# SPDX-License-Identifier: Apache-2.0
# SPDX-FileCopyrightText: Copyright contributors to the vLLM project

import pytest
import torch

from vllm.attention.ops.nki_flash_attn import reshape_and_cache


@pytest.mark.parametrize(
    "num_tokens, n_kv_head, d_head, num_blocks, block_size",
    [
        # Small model configuration (e.g., GPT-2 small)
        (32, 12, 64, 4, 128),  # Typical sequence processing
        (1, 12, 64, 4, 128),  # Single token update
        (128, 12, 64, 4, 128),  # Longer sequence

        # Medium model configuration (e.g., GPT-2 medium)
        (64, 16, 96, 8, 256),  # Standard batch
        (256, 16, 96, 8, 256),  # Large batch

        # Large model configuration (e.g., GPT-3 style)
        (48, 32, 128, 16, 512),  # Typical processing window
        (512, 32, 128, 16, 512),  # Full context window

        # Edge cases and stress tests
        (1024, 8, 32, 32, 32),  # Many tokens, small heads
        (16, 64, 256, 4, 64),  # Few tokens, many heads
        (2048, 24, 128, 64, 128),  # Large scale test

        # Minimal configurations for debugging
        (4, 2, 16, 2, 16),  # Tiny test case
        (1, 1, 8, 1, 8),  # Minimal possible
    ])
def test_reshape_and_cache(num_tokens, n_kv_head, d_head, num_blocks,
                           block_size):
    # Set random seed for reproducibility
    torch.manual_seed(42)

    # Create CPU tensors for reference implementation
    key_cpu = torch.randn(num_tokens, n_kv_head, d_head) / torch.sqrt(
        torch.tensor(d_head))
    value_cpu = torch.randn(num_tokens, n_kv_head, d_head) / torch.sqrt(
        torch.tensor(d_head))
    key_cache_cpu = torch.zeros(num_blocks, n_kv_head, block_size, d_head)

### Dataset entries
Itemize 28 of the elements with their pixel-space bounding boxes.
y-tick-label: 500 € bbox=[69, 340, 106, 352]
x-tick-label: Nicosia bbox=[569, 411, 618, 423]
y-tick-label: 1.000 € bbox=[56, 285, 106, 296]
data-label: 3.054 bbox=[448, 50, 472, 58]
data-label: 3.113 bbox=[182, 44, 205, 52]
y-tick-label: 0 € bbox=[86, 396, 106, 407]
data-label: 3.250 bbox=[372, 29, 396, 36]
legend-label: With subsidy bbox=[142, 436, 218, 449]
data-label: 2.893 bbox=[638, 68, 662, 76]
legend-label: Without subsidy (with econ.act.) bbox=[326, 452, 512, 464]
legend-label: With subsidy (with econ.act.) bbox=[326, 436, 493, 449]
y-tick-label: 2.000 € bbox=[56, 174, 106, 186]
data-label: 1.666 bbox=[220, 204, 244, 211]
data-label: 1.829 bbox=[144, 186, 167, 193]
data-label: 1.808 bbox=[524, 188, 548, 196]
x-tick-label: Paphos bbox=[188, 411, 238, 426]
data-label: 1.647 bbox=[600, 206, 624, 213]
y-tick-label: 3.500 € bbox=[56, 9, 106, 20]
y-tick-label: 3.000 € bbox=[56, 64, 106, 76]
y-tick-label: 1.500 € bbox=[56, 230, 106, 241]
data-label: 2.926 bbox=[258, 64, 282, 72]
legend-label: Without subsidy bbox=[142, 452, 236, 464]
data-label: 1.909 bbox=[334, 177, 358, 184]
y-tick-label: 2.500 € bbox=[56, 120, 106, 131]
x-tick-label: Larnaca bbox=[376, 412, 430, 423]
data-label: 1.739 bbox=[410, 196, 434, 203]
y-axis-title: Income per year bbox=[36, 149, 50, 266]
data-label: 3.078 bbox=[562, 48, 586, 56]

### To do
1. Extract the part of the reshape_and_cache test code that runs from "from vllm.attention.ops.nki_flash_attn import" up to and including "(e.g., GPT-2 small)".
2. Write the next lines of the reshape_and_cache test code, picking up right after its last line.

### Answers
1.
from vllm.attention.ops.nki_flash_attn import reshape_and_cache


@pytest.mark.parametrize(
    "num_tokens, n_kv_head, d_head, num_blocks, block_size",
    [
        # Small model configuration (e.g., GPT-2 small)

2.
    value_cache_cpu = torch.zeros(num_blocks, n_kv_head, block_size, d_head)
    slot_mapping_cpu = torch.randperm(num_blocks * block_size)[:num_tokens]

    # Run reference implementation on CPU
    block_indices = torch.div(slot_mapping_cpu,
                              block_size,
                              rounding_mode="floor")
    block_offsets = slot_mapping_cpu % block_size

    for i in range(num_tokens):
        block_idx = block_indices[i]
        block_offset = block_offsets[i]
        key_cache_cpu[block_idx, :, block_offset, :] = key_cpu[i]
        value_cache_cpu[block_idx, :, block_offset, :] = value_cpu[i]

    # Create XLA device tensors
    device = torch.device('xla')
    key = key_cpu.to(device)
    value = value_cpu.to(device)
    key_cache = torch.zeros_like(key_cache_cpu, device=device)
    value_cache = torch.zeros_like(value_cache_cpu, device=device)
    slot_mapping = slot_mapping_cpu.to(device)
    kv_cache = torch.stack([key_cache, value_cache])

    # Run vectorized implementation on XLA device
    reshape_and_cache(key, value, kv_cache, slot_mapping)
    key_cache, value_cache = torch.unbind(kv_cache, dim=0)

    # Move results back to CPU for comparison
    key_cache_result = key_cache.cpu()
    value_cache_result = value_cache.cpu()

    # Assert results match
    torch.testing.assert_close(key_cache_result,
                               key_cache_cpu,
                               rtol=1e-5,
                               atol=1e-5)
    torch.testing.assert_close(value_cache_result,
                               value_cache_cpu,
                               rtol=1e-5,
                               atol=1e-5)